SOURCE DOCUMENT:

--------------------------------

The local Moran’s I identifies spatial clusters of cities with high or low integrated index values. While it also identifies spatial outliers. The formula is as follows [47]:

$$I_i=z_i{\displaystyle \sum _{i=n,j\ne i}^n{w}_{i,j}}{z}_j$$

(4)

2.3.3. Correlation Analysis

Correlation analysis is used to analyze the degree of correlation among variables. Among them, Pearson’s and Spearman’s correlation analyses are widely used to calculate correlation among variables, usually represented by the correlation coefficient r, ranging from −1 to 1. But there are also differences between them. Pearson’s correlation analysis is more suitable for linear relationships between continuous and normally distributed variables [48]. If the data does not meet the previous characteristics, Spearman’s correlation analysis should be used, and the nonlinear relationship among variables can be measured [49]. Meanwhile, it’s also mostly used for correlation analysis among rank variables.

3. Results

3.1. Spatial Distribution Patterns of Indicators

We analyzed the spatiotemporal distribution characteristics of eight indicators under SDG 11, which covered housing, transportation, urbanization, urban disasters, environmental impact, and public space. On the whole, the performance of the seven indicators has improved from 2015 to 2020. Details are as follows:

(1)

Housing Affordability Index (SDG 11.1.1)

--------------------------------

DATA EXCERPT:

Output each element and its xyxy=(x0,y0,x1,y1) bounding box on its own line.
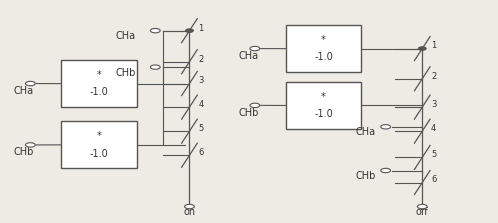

--------------------------------

WRITTEN REQUEST: Edit the source document from "3.1. Spatial Distribution" through "Index (SDG 11.1.1)", changing "spatiotemporal distribution characteristics" to "spatial and temporal distribution characteristics".

RESPONSE:
3.1. Spatial Distribution Patterns of Indicators

We analyzed the spatial and temporal distribution characteristics of eight indicators under SDG 11, which covered housing, transportation, urbanization, urban disasters, environmental impact, and public space. On the whole, the performance of the seven indicators has improved from 2015 to 2020. Details are as follows:

(1)

Housing Affordability Index (SDG 11.1.1)